El auge de la IA ha generado una ola de crímenes inesperada. Las bandas organizadas de robo en todo Estados Unidos ahora tratan los envíos de servidores, GPUs y semiconductores como los carteles de drogas tratan las drogas: como cargas de alto valor que valen la pena pelear por ellas, literalmente.
Las pérdidas por robo de carga alcanzaron aproximadamente $725 millones en 2025, un aumento del 60% respecto al año anterior, según la empresa de seguridad de la cadena de suministro Verisk CargoNet. California, la arteria logística del país y el epicentro de la industria de la IA, representa entre el 36% y el 38% de todos los incidentes en EE. UU. Dos casos recientes en California han generado especial alarma entre expertos en seguridad, quienes afirman que estas operaciones reflejan un cambio hacia tácticas violentas y organizadas que anteriormente no habían caracterizado los robos de carga a esta escala.
De robo con fuerza a secuestro armado
El perfil de robo de carga ha cambiado drásticamente. Los productos electrónicos ahora representan el 22% de todos los bienes robados, y la carga promedio por incidente ha aumentado a casi $275,000.

┄┄┄┄┄┄┄┄┄┄┄┄┄┄┄┄┄┄┄┄

Reescribe como lista el párrafo del pasaje sobre el robo de carga que empieza con «Las pérdidas por robo de carga» y conserva sus datos principales.

┄┄┄┄┄┄┄┄┄┄┄┄┄┄┄┄┄┄┄┄

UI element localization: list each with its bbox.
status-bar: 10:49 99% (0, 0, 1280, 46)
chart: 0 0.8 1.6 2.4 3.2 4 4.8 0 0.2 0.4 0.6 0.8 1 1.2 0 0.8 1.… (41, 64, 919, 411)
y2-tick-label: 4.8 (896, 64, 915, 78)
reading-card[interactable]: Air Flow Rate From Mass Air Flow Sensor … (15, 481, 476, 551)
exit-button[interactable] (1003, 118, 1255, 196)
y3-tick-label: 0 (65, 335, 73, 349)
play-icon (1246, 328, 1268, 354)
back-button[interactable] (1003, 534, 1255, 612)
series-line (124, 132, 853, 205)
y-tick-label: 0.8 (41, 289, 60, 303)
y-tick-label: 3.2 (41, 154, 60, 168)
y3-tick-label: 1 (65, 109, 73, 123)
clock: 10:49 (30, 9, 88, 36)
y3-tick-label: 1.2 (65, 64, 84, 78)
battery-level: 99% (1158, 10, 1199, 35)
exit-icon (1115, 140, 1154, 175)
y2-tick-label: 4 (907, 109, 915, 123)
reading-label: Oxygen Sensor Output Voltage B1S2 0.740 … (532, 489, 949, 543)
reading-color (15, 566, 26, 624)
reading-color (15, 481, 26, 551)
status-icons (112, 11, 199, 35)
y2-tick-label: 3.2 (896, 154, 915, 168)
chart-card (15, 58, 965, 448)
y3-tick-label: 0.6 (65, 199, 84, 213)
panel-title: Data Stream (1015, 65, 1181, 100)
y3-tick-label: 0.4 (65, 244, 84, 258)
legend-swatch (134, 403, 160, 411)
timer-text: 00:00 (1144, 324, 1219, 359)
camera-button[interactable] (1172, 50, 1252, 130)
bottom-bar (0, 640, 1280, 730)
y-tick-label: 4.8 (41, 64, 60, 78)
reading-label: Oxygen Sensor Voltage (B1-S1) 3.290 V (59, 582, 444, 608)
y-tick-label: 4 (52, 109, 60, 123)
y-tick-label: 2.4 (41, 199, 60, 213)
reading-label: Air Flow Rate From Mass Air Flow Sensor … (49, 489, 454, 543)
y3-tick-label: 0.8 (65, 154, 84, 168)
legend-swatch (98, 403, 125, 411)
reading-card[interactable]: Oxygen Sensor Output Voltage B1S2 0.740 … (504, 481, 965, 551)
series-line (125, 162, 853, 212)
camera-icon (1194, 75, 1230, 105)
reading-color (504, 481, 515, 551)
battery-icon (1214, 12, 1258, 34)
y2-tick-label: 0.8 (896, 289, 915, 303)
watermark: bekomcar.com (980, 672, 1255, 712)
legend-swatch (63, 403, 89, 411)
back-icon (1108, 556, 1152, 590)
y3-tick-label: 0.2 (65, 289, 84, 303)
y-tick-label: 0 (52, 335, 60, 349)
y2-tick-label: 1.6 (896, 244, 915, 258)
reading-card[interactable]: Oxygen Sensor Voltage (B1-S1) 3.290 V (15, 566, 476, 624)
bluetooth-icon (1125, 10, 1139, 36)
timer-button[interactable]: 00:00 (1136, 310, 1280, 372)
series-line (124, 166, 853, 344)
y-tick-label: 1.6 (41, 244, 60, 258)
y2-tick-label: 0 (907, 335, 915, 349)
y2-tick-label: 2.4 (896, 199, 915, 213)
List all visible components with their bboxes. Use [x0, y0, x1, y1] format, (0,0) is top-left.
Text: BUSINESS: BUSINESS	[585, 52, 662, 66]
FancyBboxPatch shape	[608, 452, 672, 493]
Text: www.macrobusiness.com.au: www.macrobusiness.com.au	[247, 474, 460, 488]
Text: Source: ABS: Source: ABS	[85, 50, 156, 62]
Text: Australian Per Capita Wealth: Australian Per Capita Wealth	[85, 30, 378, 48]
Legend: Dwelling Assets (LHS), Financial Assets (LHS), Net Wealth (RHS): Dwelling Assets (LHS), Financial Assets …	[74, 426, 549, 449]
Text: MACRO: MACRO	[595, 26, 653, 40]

┄┄┄┄┄┄┄┄┄┄┄┄┄┄┄┄┄┄┄┄

→ Resultado de la tarea:
- Según Verisk CargoNet, las pérdidas por robo de carga llegaron a unos $725 millones en 2025, un 60% más que el año anterior.
- California, arteria logística del país y epicentro de la industria de la IA, concentra entre el 36% y el 38% de los incidentes en EE. UU.
- Dos casos recientes en California han alarmado especialmente a expertos en seguridad.
- Para esos expertos, estas operaciones muestran un giro hacia tácticas violentas y organizadas que antes no caracterizaban los robos de carga a esta escala.